---------- Information shown ----------
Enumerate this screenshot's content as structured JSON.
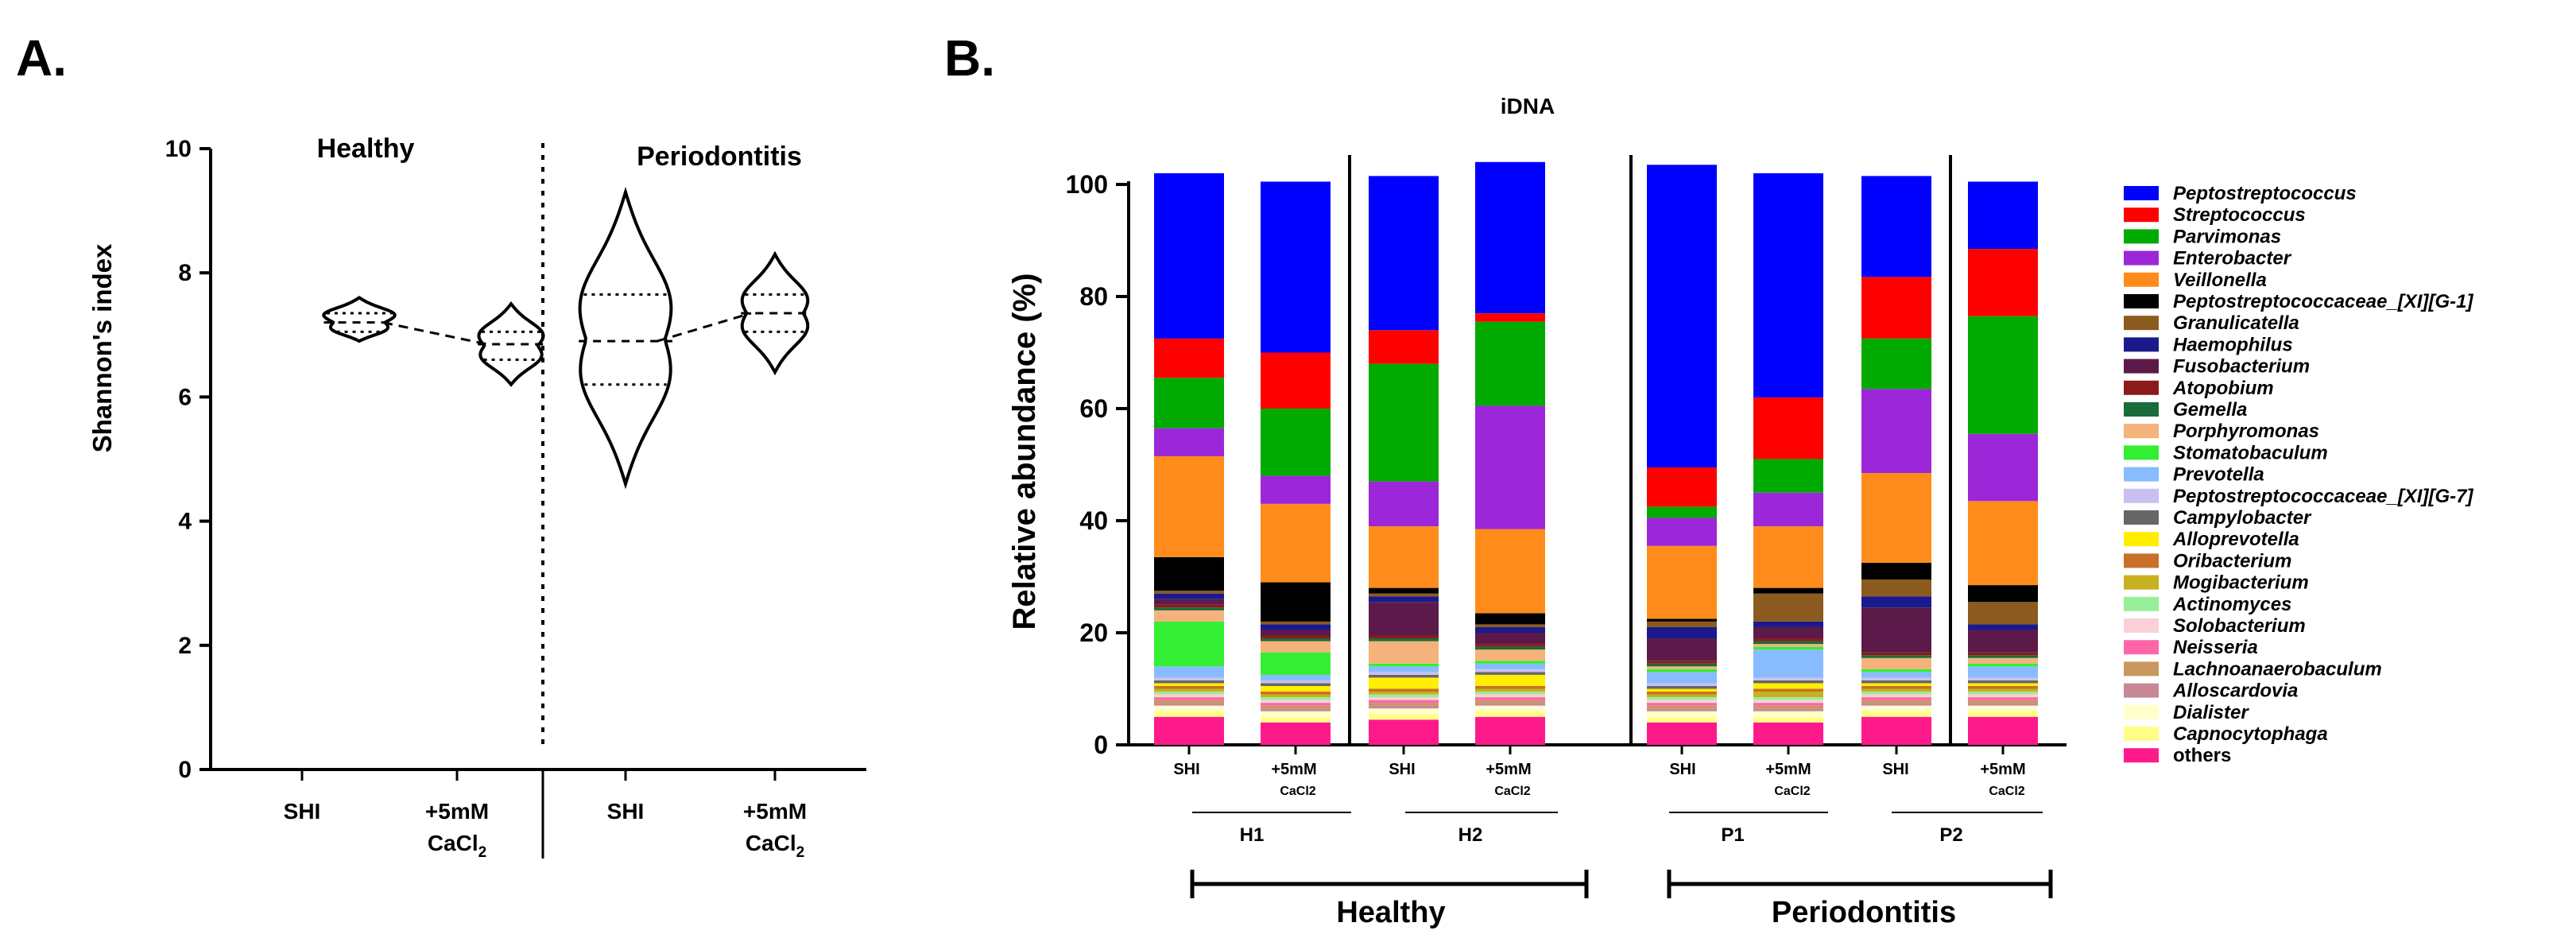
{
  "panel_a": {
    "letter": "A.",
    "section_left": "Healthy",
    "section_right": "Periodontitis",
    "xticks": [
      "SHI",
      "+5mM",
      "CaCl",
      "SHI",
      "+5mM",
      "CaCl"
    ],
    "subscript": "2"
  },
  "panel_b": {
    "letter": "B.",
    "title": "iDNA",
    "sample_row": [
      "SHI",
      "+5mM",
      "CaCl2",
      "SHI",
      "+5mM",
      "CaCl2",
      "SHI",
      "+5mM",
      "CaCl2",
      "SHI",
      "+5mM",
      "CaCl2"
    ],
    "subjects": [
      "H1",
      "H2",
      "P1",
      "P2"
    ],
    "groups": [
      "Healthy",
      "Periodontitis"
    ]
  },
  "colors": {
    "bar_colors": [
      "#0000ff",
      "#ff0000",
      "#00aa00",
      "#9c27d8",
      "#ff8c1a",
      "#000000",
      "#8b5a1e",
      "#1a1a8c",
      "#5c1a4a",
      "#8b1a1a",
      "#1a6b3a",
      "#f5b27a",
      "#33ee33",
      "#88bbff",
      "#c8c0f0",
      "#666666",
      "#ffee00",
      "#c87028",
      "#c8b020",
      "#99ee99",
      "#fcd0d8",
      "#ff66aa",
      "#c89860",
      "#c88898",
      "#ffffcc",
      "#ffff88",
      "#ff1a8c"
    ]
  },
  "chart_data": [
    {
      "type": "violin",
      "title": "",
      "xlabel": "",
      "ylabel": "Shannon's index",
      "ylim": [
        0,
        10
      ],
      "yticks": [
        0,
        2,
        4,
        6,
        8,
        10
      ],
      "categories": [
        "SHI",
        "+5mM CaCl2",
        "SHI",
        "+5mM CaCl2"
      ],
      "groups": [
        "Healthy",
        "Healthy",
        "Periodontitis",
        "Periodontitis"
      ],
      "series": [
        {
          "name": "Healthy SHI",
          "min": 6.9,
          "max": 7.6,
          "q1": 7.05,
          "median": 7.2,
          "q3": 7.35
        },
        {
          "name": "Healthy +5mM CaCl2",
          "min": 6.2,
          "max": 7.5,
          "q1": 6.6,
          "median": 6.85,
          "q3": 7.05
        },
        {
          "name": "Periodontitis SHI",
          "min": 4.6,
          "max": 9.3,
          "q1": 6.2,
          "median": 6.9,
          "q3": 7.65
        },
        {
          "name": "Periodontitis +5mM CaCl2",
          "min": 6.4,
          "max": 8.3,
          "q1": 7.05,
          "median": 7.35,
          "q3": 7.65
        }
      ]
    },
    {
      "type": "bar",
      "stacked": true,
      "title": "iDNA",
      "xlabel": "",
      "ylabel": "Relative abundance (%)",
      "ylim": [
        0,
        100
      ],
      "yticks": [
        0,
        20,
        40,
        60,
        80,
        100
      ],
      "categories": [
        "H1 SHI",
        "H1 +5mM CaCl2",
        "H2 SHI",
        "H2 +5mM CaCl2",
        "P1 SHI",
        "P1 +5mM CaCl2",
        "P2 SHI",
        "P2 +5mM CaCl2"
      ],
      "legend": [
        "Peptostreptococcus",
        "Streptococcus",
        "Parvimonas",
        "Enterobacter",
        "Veillonella",
        "Peptostreptococcaceae_[XI][G-1]",
        "Granulicatella",
        "Haemophilus",
        "Fusobacterium",
        "Atopobium",
        "Gemella",
        "Porphyromonas",
        "Stomatobaculum",
        "Prevotella",
        "Peptostreptococcaceae_[XI][G-7]",
        "Campylobacter",
        "Alloprevotella",
        "Oribacterium",
        "Mogibacterium",
        "Actinomyces",
        "Solobacterium",
        "Neisseria",
        "Lachnoanaerobaculum",
        "Alloscardovia",
        "Dialister",
        "Capnocytophaga",
        "others"
      ],
      "legend_italic_count": 26,
      "series": [
        {
          "name": "others",
          "values": [
            5,
            4,
            4.5,
            5,
            4,
            4,
            5,
            5
          ]
        },
        {
          "name": "Capnocytophaga",
          "values": [
            1,
            1,
            1,
            1,
            1,
            1,
            1,
            1
          ]
        },
        {
          "name": "Dialister",
          "values": [
            1,
            1,
            1,
            1,
            1,
            1,
            1,
            1
          ]
        },
        {
          "name": "Alloscardovia",
          "values": [
            0.5,
            0.5,
            0.5,
            0.5,
            0.5,
            0.5,
            0.5,
            0.5
          ]
        },
        {
          "name": "Lachnoanaerobaculum",
          "values": [
            0.5,
            0.5,
            0.5,
            0.5,
            0.5,
            0.5,
            0.5,
            0.5
          ]
        },
        {
          "name": "Neisseria",
          "values": [
            0.5,
            0.5,
            0.5,
            0.5,
            0.5,
            0.5,
            0.5,
            0.5
          ]
        },
        {
          "name": "Solobacterium",
          "values": [
            0.5,
            0.5,
            0.5,
            0.5,
            0.5,
            0.5,
            0.5,
            0.5
          ]
        },
        {
          "name": "Actinomyces",
          "values": [
            0.5,
            0.5,
            0.5,
            0.5,
            0.5,
            0.5,
            0.5,
            0.5
          ]
        },
        {
          "name": "Mogibacterium",
          "values": [
            0.5,
            0.5,
            0.5,
            0.5,
            0.5,
            1,
            0.5,
            0.5
          ]
        },
        {
          "name": "Oribacterium",
          "values": [
            0.5,
            0.5,
            0.5,
            0.5,
            0.5,
            0.5,
            0.5,
            0.5
          ]
        },
        {
          "name": "Alloprevotella",
          "values": [
            0.5,
            1,
            2,
            2,
            0.5,
            1,
            0.5,
            0.5
          ]
        },
        {
          "name": "Campylobacter",
          "values": [
            0.5,
            0.5,
            0.5,
            0.5,
            0.5,
            0.5,
            0.5,
            0.5
          ]
        },
        {
          "name": "Peptostreptococcaceae_[XI][G-7]",
          "values": [
            0.5,
            0.5,
            0.5,
            0.5,
            0.5,
            0.5,
            0.5,
            0.5
          ]
        },
        {
          "name": "Prevotella",
          "values": [
            2,
            1,
            1,
            1,
            2,
            5,
            1,
            2
          ]
        },
        {
          "name": "Stomatobaculum",
          "values": [
            8,
            4,
            0.5,
            0.5,
            0.5,
            0.5,
            0.5,
            0.5
          ]
        },
        {
          "name": "Porphyromonas",
          "values": [
            2,
            2,
            4,
            2,
            0.5,
            0.5,
            2,
            1
          ]
        },
        {
          "name": "Gemella",
          "values": [
            0.5,
            0.5,
            0.5,
            0.5,
            0.5,
            0.5,
            0.5,
            0.5
          ]
        },
        {
          "name": "Atopobium",
          "values": [
            0.5,
            0.5,
            0.5,
            0.5,
            0.5,
            0.5,
            0.5,
            0.5
          ]
        },
        {
          "name": "Fusobacterium",
          "values": [
            1,
            1,
            6,
            2,
            4,
            2,
            8,
            4
          ]
        },
        {
          "name": "Haemophilus",
          "values": [
            1,
            1,
            1,
            1,
            2,
            1,
            2,
            1
          ]
        },
        {
          "name": "Granulicatella",
          "values": [
            0.5,
            0.5,
            0.5,
            0.5,
            1,
            5,
            3,
            4
          ]
        },
        {
          "name": "Peptostreptococcaceae_[XI][G-1]",
          "values": [
            6,
            7,
            1,
            2,
            0.5,
            1,
            3,
            3
          ]
        },
        {
          "name": "Veillonella",
          "values": [
            18,
            14,
            11,
            15,
            13,
            11,
            16,
            15
          ]
        },
        {
          "name": "Enterobacter",
          "values": [
            5,
            5,
            8,
            22,
            5,
            6,
            15,
            12
          ]
        },
        {
          "name": "Parvimonas",
          "values": [
            9,
            12,
            21,
            15,
            2,
            6,
            9,
            21
          ]
        },
        {
          "name": "Streptococcus",
          "values": [
            7,
            10,
            6,
            1.5,
            7,
            11,
            11,
            12
          ]
        },
        {
          "name": "Peptostreptococcus",
          "values": [
            29.5,
            30.5,
            27.5,
            27,
            54,
            40,
            18,
            12
          ]
        }
      ]
    }
  ]
}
----------
Required work:
Which lines in the listing above include the string "Solobacterium"? Copy each of them.

Output:
        "Solobacterium",
          "name": "Solobacterium",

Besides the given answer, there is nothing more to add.